··· Entries shown ···
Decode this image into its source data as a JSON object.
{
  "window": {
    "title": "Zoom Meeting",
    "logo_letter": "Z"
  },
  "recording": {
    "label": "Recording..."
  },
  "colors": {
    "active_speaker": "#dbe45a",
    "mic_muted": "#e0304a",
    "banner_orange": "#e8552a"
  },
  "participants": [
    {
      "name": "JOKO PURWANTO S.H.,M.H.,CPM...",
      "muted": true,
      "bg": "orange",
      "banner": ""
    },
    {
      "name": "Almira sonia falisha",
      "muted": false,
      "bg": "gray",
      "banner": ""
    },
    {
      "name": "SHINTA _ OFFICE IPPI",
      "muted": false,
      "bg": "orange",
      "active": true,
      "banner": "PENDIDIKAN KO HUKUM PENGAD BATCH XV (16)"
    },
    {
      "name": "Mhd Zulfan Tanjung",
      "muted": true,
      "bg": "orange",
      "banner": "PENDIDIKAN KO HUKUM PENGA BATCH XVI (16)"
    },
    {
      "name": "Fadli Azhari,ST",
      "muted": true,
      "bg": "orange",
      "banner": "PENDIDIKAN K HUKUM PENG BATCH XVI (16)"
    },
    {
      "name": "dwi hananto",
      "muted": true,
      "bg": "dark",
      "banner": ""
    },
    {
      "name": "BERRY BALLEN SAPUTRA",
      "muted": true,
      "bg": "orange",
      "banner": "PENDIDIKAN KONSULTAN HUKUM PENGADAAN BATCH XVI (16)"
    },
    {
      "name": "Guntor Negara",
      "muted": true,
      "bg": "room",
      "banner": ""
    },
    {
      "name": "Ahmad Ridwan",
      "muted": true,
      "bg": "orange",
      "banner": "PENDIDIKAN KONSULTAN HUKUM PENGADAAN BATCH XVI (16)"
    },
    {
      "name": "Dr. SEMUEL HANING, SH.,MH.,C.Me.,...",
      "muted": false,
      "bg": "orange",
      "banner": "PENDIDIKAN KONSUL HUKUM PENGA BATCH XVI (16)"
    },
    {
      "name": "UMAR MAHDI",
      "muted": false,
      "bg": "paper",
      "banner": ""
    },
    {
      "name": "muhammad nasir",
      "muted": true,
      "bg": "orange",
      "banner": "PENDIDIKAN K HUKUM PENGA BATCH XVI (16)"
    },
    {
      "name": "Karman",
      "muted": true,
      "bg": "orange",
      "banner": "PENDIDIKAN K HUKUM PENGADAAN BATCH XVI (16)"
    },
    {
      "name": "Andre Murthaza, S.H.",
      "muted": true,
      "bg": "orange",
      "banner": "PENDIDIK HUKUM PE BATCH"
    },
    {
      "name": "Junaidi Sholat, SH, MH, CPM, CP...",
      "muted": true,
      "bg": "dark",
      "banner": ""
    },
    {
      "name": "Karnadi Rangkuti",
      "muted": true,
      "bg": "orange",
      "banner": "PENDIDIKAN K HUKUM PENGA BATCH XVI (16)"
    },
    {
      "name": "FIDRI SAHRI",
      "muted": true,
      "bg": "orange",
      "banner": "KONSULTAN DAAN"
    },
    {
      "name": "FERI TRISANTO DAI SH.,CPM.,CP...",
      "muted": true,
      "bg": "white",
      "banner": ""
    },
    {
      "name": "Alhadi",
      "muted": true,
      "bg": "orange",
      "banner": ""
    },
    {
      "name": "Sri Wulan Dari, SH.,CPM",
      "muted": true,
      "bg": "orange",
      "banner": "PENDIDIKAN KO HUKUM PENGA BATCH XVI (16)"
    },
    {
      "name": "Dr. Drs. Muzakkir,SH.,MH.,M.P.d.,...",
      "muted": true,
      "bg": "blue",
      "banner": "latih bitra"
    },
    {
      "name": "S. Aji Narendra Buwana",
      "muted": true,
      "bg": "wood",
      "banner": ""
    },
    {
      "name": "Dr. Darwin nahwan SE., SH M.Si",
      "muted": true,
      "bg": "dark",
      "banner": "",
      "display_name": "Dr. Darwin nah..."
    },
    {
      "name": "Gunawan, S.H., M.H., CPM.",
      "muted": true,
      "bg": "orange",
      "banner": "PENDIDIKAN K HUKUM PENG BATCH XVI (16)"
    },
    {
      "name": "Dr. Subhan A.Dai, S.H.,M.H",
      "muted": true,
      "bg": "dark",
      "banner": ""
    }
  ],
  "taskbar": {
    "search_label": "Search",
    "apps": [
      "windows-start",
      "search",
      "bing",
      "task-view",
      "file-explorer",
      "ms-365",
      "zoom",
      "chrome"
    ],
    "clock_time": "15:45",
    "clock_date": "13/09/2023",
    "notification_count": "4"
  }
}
···
** Objective **
Give back all the records exactly as they stand.

** Task output **
Decode this image into its source data as a JSON object.
{
  "window": {
    "title": "Zoom Meeting",
    "logo_letter": "Z"
  },
  "recording": {
    "label": "Recording..."
  },
  "colors": {
    "active_speaker": "#dbe45a",
    "mic_muted": "#e0304a",
    "banner_orange": "#e8552a"
  },
  "participants": [
    {
      "name": "JOKO PURWANTO S.H.,M.H.,CPM...",
      "muted": true,
      "bg": "orange",
      "banner": ""
    },
    {
      "name": "Almira sonia falisha",
      "muted": false,
      "bg": "gray",
      "banner": ""
    },
    {
      "name": "SHINTA _ OFFICE IPPI",
      "muted": false,
      "bg": "orange",
      "active": true,
      "banner": "PENDIDIKAN KO HUKUM PENGAD BATCH XV (16)"
    },
    {
      "name": "Mhd Zulfan Tanjung",
      "muted": true,
      "bg": "orange",
      "banner": "PENDIDIKAN KO HUKUM PENGA BATCH XVI (16)"
    },
    {
      "name": "Fadli Azhari,ST",
      "muted": true,
      "bg": "orange",
      "banner": "PENDIDIKAN K HUKUM PENG BATCH XVI (16)"
    },
    {
      "name": "dwi hananto",
      "muted": true,
      "bg": "dark",
      "banner": ""
    },
    {
      "name": "BERRY BALLEN SAPUTRA",
      "muted": true,
      "bg": "orange",
      "banner": "PENDIDIKAN KONSULTAN HUKUM PENGADAAN BATCH XVI (16)"
    },
    {
      "name": "Guntor Negara",
      "muted": true,
      "bg": "room",
      "banner": ""
    },
    {
      "name": "Ahmad Ridwan",
      "muted": true,
      "bg": "orange",
      "banner": "PENDIDIKAN KONSULTAN HUKUM PENGADAAN BATCH XVI (16)"
    },
    {
      "name": "Dr. SEMUEL HANING, SH.,MH.,C.Me.,...",
      "muted": false,
      "bg": "orange",
      "banner": "PENDIDIKAN KONSUL HUKUM PENGA BATCH XVI (16)"
    },
    {
      "name": "UMAR MAHDI",
      "muted": false,
      "bg": "paper",
      "banner": ""
    },
    {
      "name": "muhammad nasir",
      "muted": true,
      "bg": "orange",
      "banner": "PENDIDIKAN K HUKUM PENGA BATCH XVI (16)"
    },
    {
      "name": "Karman",
      "muted": true,
      "bg": "orange",
      "banner": "PENDIDIKAN K HUKUM PENGADAAN BATCH XVI (16)"
    },
    {
      "name": "Andre Murthaza, S.H.",
      "muted": true,
      "bg": "orange",
      "banner": "PENDIDIK HUKUM PE BATCH"
    },
    {
      "name": "Junaidi Sholat, SH, MH, CPM, CP...",
      "muted": true,
      "bg": "dark",
      "banner": ""
    },
    {
      "name": "Karnadi Rangkuti",
      "muted": true,
      "bg": "orange",
      "banner": "PENDIDIKAN K HUKUM PENGA BATCH XVI (16)"
    },
    {
      "name": "FIDRI SAHRI",
      "muted": true,
      "bg": "orange",
      "banner": "KONSULTAN DAAN"
    },
    {
      "name": "FERI TRISANTO DAI SH.,CPM.,CP...",
      "muted": true,
      "bg": "white",
      "banner": ""
    },
    {
      "name": "Alhadi",
      "muted": true,
      "bg": "orange",
      "banner": ""
    },
    {
      "name": "Sri Wulan Dari, SH.,CPM",
      "muted": true,
      "bg": "orange",
      "banner": "PENDIDIKAN KO HUKUM PENGA BATCH XVI (16)"
    },
    {
      "name": "Dr. Drs. Muzakkir,SH.,MH.,M.P.d.,...",
      "muted": true,
      "bg": "blue",
      "banner": "latih bitra"
    },
    {
      "name": "S. Aji Narendra Buwana",
      "muted": true,
      "bg": "wood",
      "banner": ""
    },
    {
      "name": "Dr. Darwin nahwan SE., SH M.Si",
      "muted": true,
      "bg": "dark",
      "banner": "",
      "display_name": "Dr. Darwin nah..."
    },
    {
      "name": "Gunawan, S.H., M.H., CPM.",
      "muted": true,
      "bg": "orange",
      "banner": "PENDIDIKAN K HUKUM PENG BATCH XVI (16)"
    },
    {
      "name": "Dr. Subhan A.Dai, S.H.,M.H",
      "muted": true,
      "bg": "dark",
      "banner": ""
    }
  ],
  "taskbar": {
    "search_label": "Search",
    "apps": [
      "windows-start",
      "search",
      "bing",
      "task-view",
      "file-explorer",
      "ms-365",
      "zoom",
      "chrome"
    ],
    "clock_time": "15:45",
    "clock_date": "13/09/2023",
    "notification_count": "4"
  }
}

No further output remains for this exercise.